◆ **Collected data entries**
========================

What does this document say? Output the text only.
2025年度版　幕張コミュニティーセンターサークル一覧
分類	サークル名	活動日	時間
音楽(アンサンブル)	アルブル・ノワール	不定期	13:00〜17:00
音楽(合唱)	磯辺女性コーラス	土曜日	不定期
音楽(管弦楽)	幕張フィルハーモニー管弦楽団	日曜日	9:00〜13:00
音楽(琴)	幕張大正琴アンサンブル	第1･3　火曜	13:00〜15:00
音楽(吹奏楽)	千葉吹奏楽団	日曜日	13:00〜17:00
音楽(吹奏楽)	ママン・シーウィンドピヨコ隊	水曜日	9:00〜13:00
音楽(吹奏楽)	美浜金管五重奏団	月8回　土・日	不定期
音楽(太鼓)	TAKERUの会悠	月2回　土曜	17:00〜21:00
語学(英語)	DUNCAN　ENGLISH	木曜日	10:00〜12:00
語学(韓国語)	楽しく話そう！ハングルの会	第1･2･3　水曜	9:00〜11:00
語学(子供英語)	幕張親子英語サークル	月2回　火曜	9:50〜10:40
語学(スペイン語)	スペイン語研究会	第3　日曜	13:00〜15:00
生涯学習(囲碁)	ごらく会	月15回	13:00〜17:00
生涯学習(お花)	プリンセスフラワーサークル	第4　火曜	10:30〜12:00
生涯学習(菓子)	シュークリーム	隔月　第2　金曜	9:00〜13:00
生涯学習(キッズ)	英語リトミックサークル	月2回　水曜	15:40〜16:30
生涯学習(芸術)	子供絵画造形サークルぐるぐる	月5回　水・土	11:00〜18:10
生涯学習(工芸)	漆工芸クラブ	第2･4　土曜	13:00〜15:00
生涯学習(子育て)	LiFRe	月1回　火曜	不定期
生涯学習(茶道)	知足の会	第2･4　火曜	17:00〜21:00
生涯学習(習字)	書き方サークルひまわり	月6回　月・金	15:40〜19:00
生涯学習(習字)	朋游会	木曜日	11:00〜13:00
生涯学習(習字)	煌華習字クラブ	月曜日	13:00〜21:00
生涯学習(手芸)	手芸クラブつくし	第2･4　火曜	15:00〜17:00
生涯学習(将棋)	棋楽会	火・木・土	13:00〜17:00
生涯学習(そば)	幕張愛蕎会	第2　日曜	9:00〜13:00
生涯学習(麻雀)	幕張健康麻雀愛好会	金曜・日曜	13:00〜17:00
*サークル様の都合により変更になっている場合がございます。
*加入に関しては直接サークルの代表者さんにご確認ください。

========================

◆ **Directions**
Type out the whole listing above again, exactly as it stands.

◆ **Answer to the problem**
What does this document say? Output the text only.
2025年度版　幕張コミュニティーセンターサークル一覧
分類	サークル名	活動日	時間
音楽(アンサンブル)	アルブル・ノワール	不定期	13:00〜17:00
音楽(合唱)	磯辺女性コーラス	土曜日	不定期
音楽(管弦楽)	幕張フィルハーモニー管弦楽団	日曜日	9:00〜13:00
音楽(琴)	幕張大正琴アンサンブル	第1･3　火曜	13:00〜15:00
音楽(吹奏楽)	千葉吹奏楽団	日曜日	13:00〜17:00
音楽(吹奏楽)	ママン・シーウィンドピヨコ隊	水曜日	9:00〜13:00
音楽(吹奏楽)	美浜金管五重奏団	月8回　土・日	不定期
音楽(太鼓)	TAKERUの会悠	月2回　土曜	17:00〜21:00
語学(英語)	DUNCAN　ENGLISH	木曜日	10:00〜12:00
語学(韓国語)	楽しく話そう！ハングルの会	第1･2･3　水曜	9:00〜11:00
語学(子供英語)	幕張親子英語サークル	月2回　火曜	9:50〜10:40
語学(スペイン語)	スペイン語研究会	第3　日曜	13:00〜15:00
生涯学習(囲碁)	ごらく会	月15回	13:00〜17:00
生涯学習(お花)	プリンセスフラワーサークル	第4　火曜	10:30〜12:00
生涯学習(菓子)	シュークリーム	隔月　第2　金曜	9:00〜13:00
生涯学習(キッズ)	英語リトミックサークル	月2回　水曜	15:40〜16:30
生涯学習(芸術)	子供絵画造形サークルぐるぐる	月5回　水・土	11:00〜18:10
生涯学習(工芸)	漆工芸クラブ	第2･4　土曜	13:00〜15:00
生涯学習(子育て)	LiFRe	月1回　火曜	不定期
生涯学習(茶道)	知足の会	第2･4　火曜	17:00〜21:00
生涯学習(習字)	書き方サークルひまわり	月6回　月・金	15:40〜19:00
生涯学習(習字)	朋游会	木曜日	11:00〜13:00
生涯学習(習字)	煌華習字クラブ	月曜日	13:00〜21:00
生涯学習(手芸)	手芸クラブつくし	第2･4　火曜	15:00〜17:00
生涯学習(将棋)	棋楽会	火・木・土	13:00〜17:00
生涯学習(そば)	幕張愛蕎会	第2　日曜	9:00〜13:00
生涯学習(麻雀)	幕張健康麻雀愛好会	金曜・日曜	13:00〜17:00
*サークル様の都合により変更になっている場合がございます。
*加入に関しては直接サークルの代表者さんにご確認ください。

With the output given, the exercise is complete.